The exercise » Drop every picture, then transcribe the remaining data exactly.

** Start **

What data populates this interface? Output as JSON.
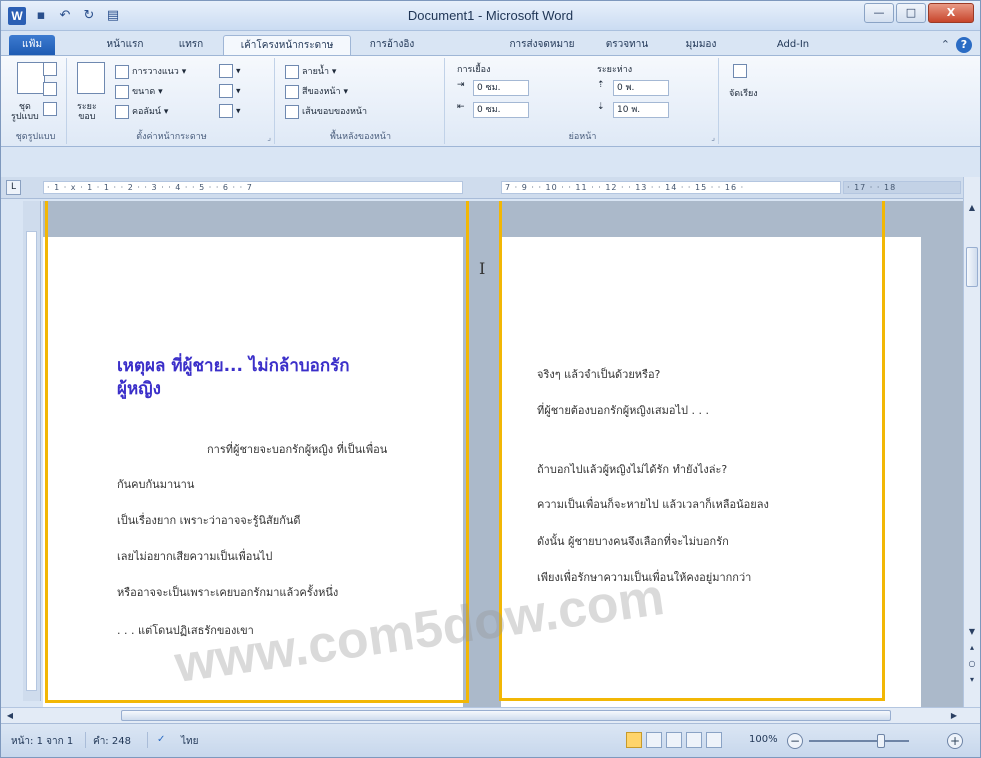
{
  "window": {
    "title": "Document1 - Microsoft Word",
    "app_icon": "W",
    "controls": {
      "minimize": "—",
      "maximize": "□",
      "close": "X"
    }
  },
  "quick_access": [
    {
      "icon": "save-icon",
      "glyph": "▪"
    },
    {
      "icon": "undo-icon",
      "glyph": "↶"
    },
    {
      "icon": "redo-icon",
      "glyph": "↻"
    },
    {
      "icon": "print-icon",
      "glyph": "▤"
    }
  ],
  "tabs": [
    {
      "label": "แฟ้ม",
      "kind": "file"
    },
    {
      "label": "หน้าแรก"
    },
    {
      "label": "แทรก"
    },
    {
      "label": "เค้าโครงหน้ากระดาษ",
      "active": true
    },
    {
      "label": "การอ้างอิง"
    },
    {
      "label": "การส่งจดหมาย"
    },
    {
      "label": "ตรวจทาน"
    },
    {
      "label": "มุมมอง"
    },
    {
      "label": "Add-In"
    }
  ],
  "ribbon": {
    "themes": {
      "big_label": "ชุด\nรูปแบบ",
      "label": "ชุดรูปแบบ"
    },
    "page_setup": {
      "margins": "ระยะ\nขอบ",
      "orientation": "การวางแนว",
      "size": "ขนาด",
      "columns": "คอลัมน์",
      "label": "ตั้งค่าหน้ากระดาษ"
    },
    "page_background": {
      "watermark": "ลายน้ำ",
      "page_color": "สีของหน้า",
      "page_borders": "เส้นขอบของหน้า",
      "label": "พื้นหลังของหน้า"
    },
    "paragraph": {
      "indent_title": "การเยื้อง",
      "indent_left": "0 ซม.",
      "indent_right": "0 ซม.",
      "spacing_title": "ระยะห่าง",
      "spacing_before": "0 พ.",
      "spacing_after": "10 พ.",
      "label": "ย่อหน้า"
    },
    "arrange": {
      "label": "จัดเรียง"
    }
  },
  "ruler": {
    "left": "· 1 · ⅹ · 1 · 1 · · 2 · · 3 · · 4 · · 5 · · 6 · · 7",
    "right": "7 · 9 · · 10 · · 11 · · 12 · · 13 · · 14 · · 15 · · 16 ·",
    "tail": "· 17 · · 18"
  },
  "page1": {
    "heading_line1": "เหตุผล ที่ผู้ชาย... ไม่กล้าบอกรัก",
    "heading_line2": "ผู้หญิง",
    "lines": [
      "การที่ผู้ชายจะบอกรักผู้หญิง ที่เป็นเพื่อน",
      "กันคบกันมานาน",
      "เป็นเรื่องยาก เพราะว่าอาจจะรู้นิสัยกันดี",
      "เลยไม่อยากเสียความเป็นเพื่อนไป",
      "หรืออาจจะเป็นเพราะเคยบอกรักมาแล้วครั้งหนึ่ง",
      ". . . แต่โดนปฏิเสธรักของเขา"
    ]
  },
  "page2": {
    "lines": [
      "จริงๆ แล้วจำเป็นด้วยหรือ?",
      "ที่ผู้ชายต้องบอกรักผู้หญิงเสมอไป . . .",
      "ถ้าบอกไปแล้วผู้หญิงไม่ได้รัก ทำยังไงล่ะ?",
      "ความเป็นเพื่อนก็จะหายไป แล้วเวลาก็เหลือน้อยลง",
      "ดังนั้น ผู้ชายบางคนจึงเลือกที่จะไม่บอกรัก",
      "เพียงเพื่อรักษาความเป็นเพื่อนให้คงอยู่มากกว่า"
    ]
  },
  "watermark": "www.com5dow.com",
  "status": {
    "page": "หน้า: 1 จาก 1",
    "words": "คำ: 248",
    "language": "ไทย",
    "zoom": "100%"
  },
  "colors": {
    "heading": "#3b2fc9",
    "highlight_frame": "#f2b705",
    "file_tab": "#2b5fb4"
  }
}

** End **

The response »
What data populates this interface? Output as JSON.
{
  "window": {
    "title": "Document1 - Microsoft Word",
    "app_icon": "W",
    "controls": {
      "minimize": "—",
      "maximize": "□",
      "close": "X"
    }
  },
  "quick_access": [
    {
      "icon": "save-icon",
      "glyph": "▪"
    },
    {
      "icon": "undo-icon",
      "glyph": "↶"
    },
    {
      "icon": "redo-icon",
      "glyph": "↻"
    },
    {
      "icon": "print-icon",
      "glyph": "▤"
    }
  ],
  "tabs": [
    {
      "label": "แฟ้ม",
      "kind": "file"
    },
    {
      "label": "หน้าแรก"
    },
    {
      "label": "แทรก"
    },
    {
      "label": "เค้าโครงหน้ากระดาษ",
      "active": true
    },
    {
      "label": "การอ้างอิง"
    },
    {
      "label": "การส่งจดหมาย"
    },
    {
      "label": "ตรวจทาน"
    },
    {
      "label": "มุมมอง"
    },
    {
      "label": "Add-In"
    }
  ],
  "ribbon": {
    "themes": {
      "big_label": "ชุด\nรูปแบบ",
      "label": "ชุดรูปแบบ"
    },
    "page_setup": {
      "margins": "ระยะ\nขอบ",
      "orientation": "การวางแนว",
      "size": "ขนาด",
      "columns": "คอลัมน์",
      "label": "ตั้งค่าหน้ากระดาษ"
    },
    "page_background": {
      "watermark": "ลายน้ำ",
      "page_color": "สีของหน้า",
      "page_borders": "เส้นขอบของหน้า",
      "label": "พื้นหลังของหน้า"
    },
    "paragraph": {
      "indent_title": "การเยื้อง",
      "indent_left": "0 ซม.",
      "indent_right": "0 ซม.",
      "spacing_title": "ระยะห่าง",
      "spacing_before": "0 พ.",
      "spacing_after": "10 พ.",
      "label": "ย่อหน้า"
    },
    "arrange": {
      "label": "จัดเรียง"
    }
  },
  "ruler": {
    "left": "· 1 · ⅹ · 1 · 1 · · 2 · · 3 · · 4 · · 5 · · 6 · · 7",
    "right": "7 · 9 · · 10 · · 11 · · 12 · · 13 · · 14 · · 15 · · 16 ·",
    "tail": "· 17 · · 18"
  },
  "page1": {
    "heading_line1": "เหตุผล ที่ผู้ชาย... ไม่กล้าบอกรัก",
    "heading_line2": "ผู้หญิง",
    "lines": [
      "การที่ผู้ชายจะบอกรักผู้หญิง ที่เป็นเพื่อน",
      "กันคบกันมานาน",
      "เป็นเรื่องยาก เพราะว่าอาจจะรู้นิสัยกันดี",
      "เลยไม่อยากเสียความเป็นเพื่อนไป",
      "หรืออาจจะเป็นเพราะเคยบอกรักมาแล้วครั้งหนึ่ง",
      ". . . แต่โดนปฏิเสธรักของเขา"
    ]
  },
  "page2": {
    "lines": [
      "จริงๆ แล้วจำเป็นด้วยหรือ?",
      "ที่ผู้ชายต้องบอกรักผู้หญิงเสมอไป . . .",
      "ถ้าบอกไปแล้วผู้หญิงไม่ได้รัก ทำยังไงล่ะ?",
      "ความเป็นเพื่อนก็จะหายไป แล้วเวลาก็เหลือน้อยลง",
      "ดังนั้น ผู้ชายบางคนจึงเลือกที่จะไม่บอกรัก",
      "เพียงเพื่อรักษาความเป็นเพื่อนให้คงอยู่มากกว่า"
    ]
  },
  "watermark": "www.com5dow.com",
  "status": {
    "page": "หน้า: 1 จาก 1",
    "words": "คำ: 248",
    "language": "ไทย",
    "zoom": "100%"
  },
  "colors": {
    "heading": "#3b2fc9",
    "highlight_frame": "#f2b705",
    "file_tab": "#2b5fb4"
  }
}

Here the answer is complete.